What the task requires: Find how many lines in the data below mention "JSON". Give the number only.
╭──
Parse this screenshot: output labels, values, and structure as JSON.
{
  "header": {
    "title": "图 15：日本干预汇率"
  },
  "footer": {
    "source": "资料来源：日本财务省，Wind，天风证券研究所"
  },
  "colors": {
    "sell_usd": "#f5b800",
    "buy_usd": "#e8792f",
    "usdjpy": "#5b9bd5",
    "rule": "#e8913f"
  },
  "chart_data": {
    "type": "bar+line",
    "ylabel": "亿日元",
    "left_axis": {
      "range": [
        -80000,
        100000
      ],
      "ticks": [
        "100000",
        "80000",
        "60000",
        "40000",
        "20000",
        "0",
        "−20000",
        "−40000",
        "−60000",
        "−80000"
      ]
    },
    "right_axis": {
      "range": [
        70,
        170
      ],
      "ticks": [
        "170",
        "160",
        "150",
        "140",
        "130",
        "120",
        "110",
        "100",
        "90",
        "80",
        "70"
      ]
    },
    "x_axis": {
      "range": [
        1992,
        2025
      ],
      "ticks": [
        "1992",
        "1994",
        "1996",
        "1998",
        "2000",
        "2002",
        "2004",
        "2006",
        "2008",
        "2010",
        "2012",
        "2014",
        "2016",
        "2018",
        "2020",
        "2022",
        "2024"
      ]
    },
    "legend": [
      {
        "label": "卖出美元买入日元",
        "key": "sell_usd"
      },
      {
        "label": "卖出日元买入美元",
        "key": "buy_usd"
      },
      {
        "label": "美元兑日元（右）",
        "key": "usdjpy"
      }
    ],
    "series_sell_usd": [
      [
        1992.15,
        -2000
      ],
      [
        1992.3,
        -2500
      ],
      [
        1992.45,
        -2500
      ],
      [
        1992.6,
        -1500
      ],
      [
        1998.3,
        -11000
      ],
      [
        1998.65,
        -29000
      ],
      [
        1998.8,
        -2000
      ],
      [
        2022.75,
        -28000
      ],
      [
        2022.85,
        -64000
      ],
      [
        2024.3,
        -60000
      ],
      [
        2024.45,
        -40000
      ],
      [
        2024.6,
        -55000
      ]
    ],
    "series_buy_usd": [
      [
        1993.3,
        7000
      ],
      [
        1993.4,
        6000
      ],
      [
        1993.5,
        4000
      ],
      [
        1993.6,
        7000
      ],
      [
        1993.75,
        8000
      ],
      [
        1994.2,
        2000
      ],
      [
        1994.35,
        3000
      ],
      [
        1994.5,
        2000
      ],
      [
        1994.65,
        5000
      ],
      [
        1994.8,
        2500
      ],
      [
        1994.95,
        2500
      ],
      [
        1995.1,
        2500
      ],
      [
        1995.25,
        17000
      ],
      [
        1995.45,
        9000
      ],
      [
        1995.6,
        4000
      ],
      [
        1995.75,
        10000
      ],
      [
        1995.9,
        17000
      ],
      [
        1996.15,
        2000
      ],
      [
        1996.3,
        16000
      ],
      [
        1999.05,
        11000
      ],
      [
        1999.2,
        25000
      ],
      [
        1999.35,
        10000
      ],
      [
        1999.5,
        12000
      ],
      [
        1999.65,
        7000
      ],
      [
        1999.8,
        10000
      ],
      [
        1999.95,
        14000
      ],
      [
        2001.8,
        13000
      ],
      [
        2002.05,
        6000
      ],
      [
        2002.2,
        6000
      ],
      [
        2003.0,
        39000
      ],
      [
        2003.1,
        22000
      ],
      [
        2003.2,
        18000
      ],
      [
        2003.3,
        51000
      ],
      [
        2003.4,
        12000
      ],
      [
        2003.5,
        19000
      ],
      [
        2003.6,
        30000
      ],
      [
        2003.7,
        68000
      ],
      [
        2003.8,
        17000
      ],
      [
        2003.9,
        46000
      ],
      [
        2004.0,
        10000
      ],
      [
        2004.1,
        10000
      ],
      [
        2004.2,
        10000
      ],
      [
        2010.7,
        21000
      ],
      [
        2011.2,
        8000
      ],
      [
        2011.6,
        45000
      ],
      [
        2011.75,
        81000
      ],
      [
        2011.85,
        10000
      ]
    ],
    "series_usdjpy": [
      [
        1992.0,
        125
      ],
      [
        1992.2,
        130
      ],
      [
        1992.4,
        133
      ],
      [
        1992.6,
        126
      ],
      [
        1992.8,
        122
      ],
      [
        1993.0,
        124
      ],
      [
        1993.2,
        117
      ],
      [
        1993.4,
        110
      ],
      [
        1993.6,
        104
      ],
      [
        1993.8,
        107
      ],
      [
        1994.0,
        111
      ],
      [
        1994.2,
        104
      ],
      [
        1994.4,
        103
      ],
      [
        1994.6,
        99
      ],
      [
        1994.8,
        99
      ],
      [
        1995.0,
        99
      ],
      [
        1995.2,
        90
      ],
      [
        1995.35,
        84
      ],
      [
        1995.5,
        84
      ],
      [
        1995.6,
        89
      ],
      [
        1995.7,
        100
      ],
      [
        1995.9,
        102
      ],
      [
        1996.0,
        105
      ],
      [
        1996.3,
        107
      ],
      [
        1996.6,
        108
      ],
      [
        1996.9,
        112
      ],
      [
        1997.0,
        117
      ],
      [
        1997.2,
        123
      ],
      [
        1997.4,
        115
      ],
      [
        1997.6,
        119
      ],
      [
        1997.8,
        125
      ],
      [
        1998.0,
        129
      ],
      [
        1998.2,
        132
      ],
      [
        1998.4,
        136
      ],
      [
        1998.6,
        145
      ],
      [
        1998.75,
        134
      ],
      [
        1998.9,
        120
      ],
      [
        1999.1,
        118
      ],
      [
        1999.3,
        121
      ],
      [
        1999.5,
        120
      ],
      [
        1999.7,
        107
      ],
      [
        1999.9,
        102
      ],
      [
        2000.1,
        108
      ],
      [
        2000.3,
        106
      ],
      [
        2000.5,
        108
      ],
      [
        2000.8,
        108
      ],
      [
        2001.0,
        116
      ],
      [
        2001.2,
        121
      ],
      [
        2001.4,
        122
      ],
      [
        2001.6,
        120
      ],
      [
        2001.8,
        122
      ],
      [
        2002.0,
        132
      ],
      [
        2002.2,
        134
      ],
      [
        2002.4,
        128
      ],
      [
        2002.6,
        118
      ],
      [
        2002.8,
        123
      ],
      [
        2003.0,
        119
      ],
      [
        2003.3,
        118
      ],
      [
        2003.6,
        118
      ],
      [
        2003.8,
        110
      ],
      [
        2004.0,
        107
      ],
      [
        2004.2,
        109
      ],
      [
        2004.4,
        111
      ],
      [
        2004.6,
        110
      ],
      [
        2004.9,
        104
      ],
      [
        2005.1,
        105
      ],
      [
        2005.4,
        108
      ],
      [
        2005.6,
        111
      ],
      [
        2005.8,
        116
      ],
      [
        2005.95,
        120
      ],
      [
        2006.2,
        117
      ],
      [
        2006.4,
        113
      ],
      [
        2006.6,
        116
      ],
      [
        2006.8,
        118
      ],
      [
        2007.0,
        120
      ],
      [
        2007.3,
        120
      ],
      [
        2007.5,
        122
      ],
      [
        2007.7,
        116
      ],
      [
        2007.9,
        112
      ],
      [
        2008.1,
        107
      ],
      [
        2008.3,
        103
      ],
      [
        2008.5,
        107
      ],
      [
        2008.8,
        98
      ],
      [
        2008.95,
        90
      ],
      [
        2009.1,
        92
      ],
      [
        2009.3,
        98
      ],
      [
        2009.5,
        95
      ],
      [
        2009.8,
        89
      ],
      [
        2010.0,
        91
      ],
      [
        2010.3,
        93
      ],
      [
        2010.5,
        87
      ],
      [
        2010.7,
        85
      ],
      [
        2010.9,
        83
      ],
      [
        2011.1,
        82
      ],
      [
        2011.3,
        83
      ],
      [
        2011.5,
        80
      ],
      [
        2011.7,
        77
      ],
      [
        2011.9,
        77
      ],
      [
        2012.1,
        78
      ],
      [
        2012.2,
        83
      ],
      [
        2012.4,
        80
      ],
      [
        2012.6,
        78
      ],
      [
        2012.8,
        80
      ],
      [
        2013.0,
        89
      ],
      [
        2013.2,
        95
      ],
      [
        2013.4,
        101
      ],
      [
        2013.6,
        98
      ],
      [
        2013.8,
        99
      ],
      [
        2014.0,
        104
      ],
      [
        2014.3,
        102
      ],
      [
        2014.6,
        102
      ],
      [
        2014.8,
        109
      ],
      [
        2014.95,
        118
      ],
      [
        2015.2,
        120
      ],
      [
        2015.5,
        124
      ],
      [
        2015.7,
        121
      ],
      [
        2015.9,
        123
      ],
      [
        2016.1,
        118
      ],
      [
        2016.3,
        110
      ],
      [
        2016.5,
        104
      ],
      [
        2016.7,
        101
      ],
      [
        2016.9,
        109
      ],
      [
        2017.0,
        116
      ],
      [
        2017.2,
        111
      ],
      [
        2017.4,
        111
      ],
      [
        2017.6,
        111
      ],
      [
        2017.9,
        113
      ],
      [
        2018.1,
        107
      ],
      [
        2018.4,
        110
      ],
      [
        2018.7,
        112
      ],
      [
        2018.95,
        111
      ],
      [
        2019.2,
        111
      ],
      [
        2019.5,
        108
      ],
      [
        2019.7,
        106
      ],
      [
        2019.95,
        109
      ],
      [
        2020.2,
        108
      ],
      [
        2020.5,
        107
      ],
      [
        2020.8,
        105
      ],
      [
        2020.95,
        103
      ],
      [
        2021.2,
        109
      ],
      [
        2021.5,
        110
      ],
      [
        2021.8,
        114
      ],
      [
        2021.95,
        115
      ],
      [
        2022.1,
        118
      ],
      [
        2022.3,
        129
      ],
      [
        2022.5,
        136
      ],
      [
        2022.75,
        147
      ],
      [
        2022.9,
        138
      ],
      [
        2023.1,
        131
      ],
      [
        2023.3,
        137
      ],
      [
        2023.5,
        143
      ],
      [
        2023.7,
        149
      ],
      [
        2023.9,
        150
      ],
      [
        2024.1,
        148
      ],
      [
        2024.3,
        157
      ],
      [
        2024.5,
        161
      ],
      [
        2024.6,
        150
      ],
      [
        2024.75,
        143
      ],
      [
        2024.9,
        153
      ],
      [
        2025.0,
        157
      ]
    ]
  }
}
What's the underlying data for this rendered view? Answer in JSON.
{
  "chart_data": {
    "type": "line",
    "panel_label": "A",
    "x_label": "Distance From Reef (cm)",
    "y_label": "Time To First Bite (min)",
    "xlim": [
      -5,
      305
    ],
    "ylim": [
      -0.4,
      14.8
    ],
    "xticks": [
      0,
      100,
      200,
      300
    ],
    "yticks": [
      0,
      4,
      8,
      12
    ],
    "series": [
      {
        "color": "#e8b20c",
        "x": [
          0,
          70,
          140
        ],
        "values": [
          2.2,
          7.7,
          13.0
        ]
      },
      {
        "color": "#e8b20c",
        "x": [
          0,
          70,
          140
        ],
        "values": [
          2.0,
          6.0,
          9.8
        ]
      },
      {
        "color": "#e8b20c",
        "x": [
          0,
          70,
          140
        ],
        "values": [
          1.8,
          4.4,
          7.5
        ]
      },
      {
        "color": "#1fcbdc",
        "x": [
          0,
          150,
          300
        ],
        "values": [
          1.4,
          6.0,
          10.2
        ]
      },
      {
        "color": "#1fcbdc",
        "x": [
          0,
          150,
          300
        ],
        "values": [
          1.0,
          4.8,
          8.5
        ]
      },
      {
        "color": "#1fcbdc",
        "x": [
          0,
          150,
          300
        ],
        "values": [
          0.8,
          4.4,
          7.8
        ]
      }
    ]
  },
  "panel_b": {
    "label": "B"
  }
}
╰──
Finished exercise: 2